▶ Task details
From the entries provided below, copy each line that contains the word "Slow".
[Start of Exercise inputs]
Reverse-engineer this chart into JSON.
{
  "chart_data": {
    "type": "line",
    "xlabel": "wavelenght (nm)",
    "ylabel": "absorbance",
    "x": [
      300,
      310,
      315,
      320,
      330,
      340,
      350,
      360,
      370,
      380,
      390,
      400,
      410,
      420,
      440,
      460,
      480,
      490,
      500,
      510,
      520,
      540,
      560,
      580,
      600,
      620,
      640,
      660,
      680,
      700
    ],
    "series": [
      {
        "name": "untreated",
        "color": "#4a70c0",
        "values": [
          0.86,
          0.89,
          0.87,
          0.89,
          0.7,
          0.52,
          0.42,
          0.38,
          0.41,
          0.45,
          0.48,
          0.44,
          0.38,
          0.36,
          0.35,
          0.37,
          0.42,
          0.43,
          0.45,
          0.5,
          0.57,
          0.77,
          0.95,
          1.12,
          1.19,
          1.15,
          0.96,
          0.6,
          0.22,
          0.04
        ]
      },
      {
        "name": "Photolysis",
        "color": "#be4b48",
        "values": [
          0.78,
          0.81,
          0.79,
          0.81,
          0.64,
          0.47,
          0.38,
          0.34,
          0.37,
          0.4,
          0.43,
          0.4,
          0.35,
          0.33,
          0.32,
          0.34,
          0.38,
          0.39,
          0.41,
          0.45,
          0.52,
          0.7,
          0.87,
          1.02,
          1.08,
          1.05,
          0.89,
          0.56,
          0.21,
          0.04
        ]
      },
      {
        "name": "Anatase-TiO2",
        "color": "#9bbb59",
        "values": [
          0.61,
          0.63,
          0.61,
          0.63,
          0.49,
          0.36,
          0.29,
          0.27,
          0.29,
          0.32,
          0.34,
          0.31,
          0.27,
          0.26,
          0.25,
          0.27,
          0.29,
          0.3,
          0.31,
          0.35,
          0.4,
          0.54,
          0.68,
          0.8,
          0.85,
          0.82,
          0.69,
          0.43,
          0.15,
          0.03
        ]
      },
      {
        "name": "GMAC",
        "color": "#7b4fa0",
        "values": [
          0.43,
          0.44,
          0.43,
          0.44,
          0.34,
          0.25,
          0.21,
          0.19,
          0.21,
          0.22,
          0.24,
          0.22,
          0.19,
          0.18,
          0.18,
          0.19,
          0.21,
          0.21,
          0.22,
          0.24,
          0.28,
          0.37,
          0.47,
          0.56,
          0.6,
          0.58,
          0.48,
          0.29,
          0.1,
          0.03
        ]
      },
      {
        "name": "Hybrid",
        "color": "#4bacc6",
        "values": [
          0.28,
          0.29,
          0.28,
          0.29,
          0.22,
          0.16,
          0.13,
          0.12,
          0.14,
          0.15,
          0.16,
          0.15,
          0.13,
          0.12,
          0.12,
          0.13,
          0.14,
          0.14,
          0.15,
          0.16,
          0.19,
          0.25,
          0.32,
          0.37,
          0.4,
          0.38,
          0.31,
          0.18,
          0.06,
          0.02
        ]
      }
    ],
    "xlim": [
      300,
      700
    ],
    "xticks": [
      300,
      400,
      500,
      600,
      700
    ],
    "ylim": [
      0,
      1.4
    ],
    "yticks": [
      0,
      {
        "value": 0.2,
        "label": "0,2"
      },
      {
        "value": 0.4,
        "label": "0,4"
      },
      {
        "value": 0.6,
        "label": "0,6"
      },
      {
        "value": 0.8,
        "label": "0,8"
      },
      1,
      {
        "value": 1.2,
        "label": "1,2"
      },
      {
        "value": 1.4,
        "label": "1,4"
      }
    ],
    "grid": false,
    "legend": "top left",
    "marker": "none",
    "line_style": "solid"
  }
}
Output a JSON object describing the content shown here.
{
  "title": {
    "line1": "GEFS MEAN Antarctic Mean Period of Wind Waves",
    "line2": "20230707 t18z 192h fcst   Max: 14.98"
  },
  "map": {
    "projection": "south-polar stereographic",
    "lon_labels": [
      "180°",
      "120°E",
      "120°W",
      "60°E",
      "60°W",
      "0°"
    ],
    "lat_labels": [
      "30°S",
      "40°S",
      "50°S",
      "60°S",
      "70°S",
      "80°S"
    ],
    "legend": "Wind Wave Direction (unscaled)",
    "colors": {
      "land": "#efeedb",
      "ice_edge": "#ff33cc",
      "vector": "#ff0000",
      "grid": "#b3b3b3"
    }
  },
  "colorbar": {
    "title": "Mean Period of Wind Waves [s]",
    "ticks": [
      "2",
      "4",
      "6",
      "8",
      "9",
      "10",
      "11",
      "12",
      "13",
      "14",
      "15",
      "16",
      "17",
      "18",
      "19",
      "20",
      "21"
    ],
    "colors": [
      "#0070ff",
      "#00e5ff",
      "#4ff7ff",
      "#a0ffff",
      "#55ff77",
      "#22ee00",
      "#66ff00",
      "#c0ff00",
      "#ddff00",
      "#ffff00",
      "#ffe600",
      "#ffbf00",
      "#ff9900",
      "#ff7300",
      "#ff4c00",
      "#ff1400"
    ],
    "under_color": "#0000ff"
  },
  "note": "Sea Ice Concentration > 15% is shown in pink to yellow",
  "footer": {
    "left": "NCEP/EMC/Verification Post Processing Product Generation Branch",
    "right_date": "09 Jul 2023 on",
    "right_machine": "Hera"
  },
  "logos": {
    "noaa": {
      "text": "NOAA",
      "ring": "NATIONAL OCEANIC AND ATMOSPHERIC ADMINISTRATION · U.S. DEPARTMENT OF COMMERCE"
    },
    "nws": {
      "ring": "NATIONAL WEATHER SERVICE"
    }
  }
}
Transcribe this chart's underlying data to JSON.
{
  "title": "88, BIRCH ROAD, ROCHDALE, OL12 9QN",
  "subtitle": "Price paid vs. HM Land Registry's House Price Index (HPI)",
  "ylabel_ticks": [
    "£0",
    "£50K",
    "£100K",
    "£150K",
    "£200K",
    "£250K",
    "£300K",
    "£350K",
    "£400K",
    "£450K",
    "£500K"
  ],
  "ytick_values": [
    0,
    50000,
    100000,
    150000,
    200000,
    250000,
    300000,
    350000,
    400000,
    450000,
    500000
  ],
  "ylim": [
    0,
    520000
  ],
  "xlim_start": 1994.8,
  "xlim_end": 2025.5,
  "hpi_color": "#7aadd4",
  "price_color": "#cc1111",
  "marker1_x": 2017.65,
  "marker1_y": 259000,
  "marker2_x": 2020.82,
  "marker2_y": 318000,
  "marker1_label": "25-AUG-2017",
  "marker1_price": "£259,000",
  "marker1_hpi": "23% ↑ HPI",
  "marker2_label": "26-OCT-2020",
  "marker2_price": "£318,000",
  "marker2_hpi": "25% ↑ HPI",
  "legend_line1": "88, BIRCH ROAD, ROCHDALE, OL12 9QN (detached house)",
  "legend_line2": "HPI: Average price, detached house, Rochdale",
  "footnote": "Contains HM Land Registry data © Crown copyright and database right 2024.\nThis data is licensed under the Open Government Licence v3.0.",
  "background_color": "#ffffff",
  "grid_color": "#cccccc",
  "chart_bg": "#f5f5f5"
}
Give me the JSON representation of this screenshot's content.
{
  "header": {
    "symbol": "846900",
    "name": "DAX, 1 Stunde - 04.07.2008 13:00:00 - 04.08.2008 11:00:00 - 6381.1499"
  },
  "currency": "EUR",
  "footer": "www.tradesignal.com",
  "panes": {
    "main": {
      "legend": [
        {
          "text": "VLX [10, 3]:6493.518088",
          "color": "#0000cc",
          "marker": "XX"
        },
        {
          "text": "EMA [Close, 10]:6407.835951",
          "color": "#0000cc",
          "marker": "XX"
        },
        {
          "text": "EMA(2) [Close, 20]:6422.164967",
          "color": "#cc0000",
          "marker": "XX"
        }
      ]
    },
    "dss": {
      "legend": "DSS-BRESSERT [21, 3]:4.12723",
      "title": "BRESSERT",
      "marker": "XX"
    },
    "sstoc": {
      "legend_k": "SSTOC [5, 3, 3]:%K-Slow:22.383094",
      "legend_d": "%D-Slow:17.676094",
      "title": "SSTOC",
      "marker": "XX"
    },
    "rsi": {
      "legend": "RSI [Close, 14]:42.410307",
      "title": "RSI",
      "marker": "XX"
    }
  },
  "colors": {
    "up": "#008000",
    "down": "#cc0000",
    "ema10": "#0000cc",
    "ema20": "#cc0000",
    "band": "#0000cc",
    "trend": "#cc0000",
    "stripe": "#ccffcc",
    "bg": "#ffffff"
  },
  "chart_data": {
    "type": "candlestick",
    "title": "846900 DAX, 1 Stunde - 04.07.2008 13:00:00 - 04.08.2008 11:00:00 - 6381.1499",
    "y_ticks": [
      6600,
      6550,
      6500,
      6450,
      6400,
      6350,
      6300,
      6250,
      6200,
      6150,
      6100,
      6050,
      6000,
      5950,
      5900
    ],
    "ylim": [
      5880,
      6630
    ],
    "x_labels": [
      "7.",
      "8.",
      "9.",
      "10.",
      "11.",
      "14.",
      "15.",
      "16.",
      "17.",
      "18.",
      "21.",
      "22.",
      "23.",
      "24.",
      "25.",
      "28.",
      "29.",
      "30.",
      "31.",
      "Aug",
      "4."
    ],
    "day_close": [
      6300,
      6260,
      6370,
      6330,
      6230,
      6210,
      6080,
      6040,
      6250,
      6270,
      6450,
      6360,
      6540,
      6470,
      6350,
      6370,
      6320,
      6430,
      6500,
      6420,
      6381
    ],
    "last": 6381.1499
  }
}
[End of Exercise inputs]
▶ Full output
      "legend_k": "SSTOC [5, 3, 3]:%K-Slow:22.383094",
      "legend_d": "%D-Slow:17.676094",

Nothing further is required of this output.